WHAT THE EXERCISE ASKS:
Copy every entry precisely.

RECORD LIST:
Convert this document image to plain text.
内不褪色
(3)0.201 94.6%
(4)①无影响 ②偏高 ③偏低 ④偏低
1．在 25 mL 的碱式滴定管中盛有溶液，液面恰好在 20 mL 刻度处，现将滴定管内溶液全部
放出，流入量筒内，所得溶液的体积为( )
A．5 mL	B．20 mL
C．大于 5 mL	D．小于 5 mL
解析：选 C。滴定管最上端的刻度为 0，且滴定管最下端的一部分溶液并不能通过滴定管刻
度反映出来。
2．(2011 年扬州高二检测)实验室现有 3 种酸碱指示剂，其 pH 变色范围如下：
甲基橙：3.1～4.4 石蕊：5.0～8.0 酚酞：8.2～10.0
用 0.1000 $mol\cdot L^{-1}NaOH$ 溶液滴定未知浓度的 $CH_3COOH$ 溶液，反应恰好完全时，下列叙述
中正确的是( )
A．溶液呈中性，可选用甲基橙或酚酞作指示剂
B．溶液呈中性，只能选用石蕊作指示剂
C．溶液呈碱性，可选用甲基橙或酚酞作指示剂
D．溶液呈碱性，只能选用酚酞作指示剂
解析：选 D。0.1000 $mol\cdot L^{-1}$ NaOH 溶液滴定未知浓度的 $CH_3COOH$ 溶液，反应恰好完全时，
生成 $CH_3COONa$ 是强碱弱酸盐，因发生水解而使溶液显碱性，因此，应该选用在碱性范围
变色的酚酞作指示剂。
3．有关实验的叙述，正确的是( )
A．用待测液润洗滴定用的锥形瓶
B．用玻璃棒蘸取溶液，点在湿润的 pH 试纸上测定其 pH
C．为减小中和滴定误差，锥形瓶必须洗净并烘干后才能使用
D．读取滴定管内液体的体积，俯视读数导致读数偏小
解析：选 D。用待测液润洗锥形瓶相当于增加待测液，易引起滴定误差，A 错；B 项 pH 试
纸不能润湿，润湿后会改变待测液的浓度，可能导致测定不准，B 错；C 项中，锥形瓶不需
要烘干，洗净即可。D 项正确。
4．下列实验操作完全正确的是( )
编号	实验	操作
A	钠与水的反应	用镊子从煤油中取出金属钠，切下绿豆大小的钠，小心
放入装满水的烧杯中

TASK RESULT:
Convert this document image to plain text.
内不褪色
(3)0.201 94.6%
(4)①无影响 ②偏高 ③偏低 ④偏低
1．在 25 mL 的碱式滴定管中盛有溶液，液面恰好在 20 mL 刻度处，现将滴定管内溶液全部
放出，流入量筒内，所得溶液的体积为( )
A．5 mL	B．20 mL
C．大于 5 mL	D．小于 5 mL
解析：选 C。滴定管最上端的刻度为 0，且滴定管最下端的一部分溶液并不能通过滴定管刻
度反映出来。
2．(2011 年扬州高二检测)实验室现有 3 种酸碱指示剂，其 pH 变色范围如下：
甲基橙：3.1～4.4 石蕊：5.0～8.0 酚酞：8.2～10.0
用 0.1000 $mol\cdot L^{-1}NaOH$ 溶液滴定未知浓度的 $CH_3COOH$ 溶液，反应恰好完全时，下列叙述
中正确的是( )
A．溶液呈中性，可选用甲基橙或酚酞作指示剂
B．溶液呈中性，只能选用石蕊作指示剂
C．溶液呈碱性，可选用甲基橙或酚酞作指示剂
D．溶液呈碱性，只能选用酚酞作指示剂
解析：选 D。0.1000 $mol\cdot L^{-1}$ NaOH 溶液滴定未知浓度的 $CH_3COOH$ 溶液，反应恰好完全时，
生成 $CH_3COONa$ 是强碱弱酸盐，因发生水解而使溶液显碱性，因此，应该选用在碱性范围
变色的酚酞作指示剂。
3．有关实验的叙述，正确的是( )
A．用待测液润洗滴定用的锥形瓶
B．用玻璃棒蘸取溶液，点在湿润的 pH 试纸上测定其 pH
C．为减小中和滴定误差，锥形瓶必须洗净并烘干后才能使用
D．读取滴定管内液体的体积，俯视读数导致读数偏小
解析：选 D。用待测液润洗锥形瓶相当于增加待测液，易引起滴定误差，A 错；B 项 pH 试
纸不能润湿，润湿后会改变待测液的浓度，可能导致测定不准，B 错；C 项中，锥形瓶不需
要烘干，洗净即可。D 项正确。
4．下列实验操作完全正确的是( )
编号	实验	操作
A	钠与水的反应	用镊子从煤油中取出金属钠，切下绿豆大小的钠，小心
放入装满水的烧杯中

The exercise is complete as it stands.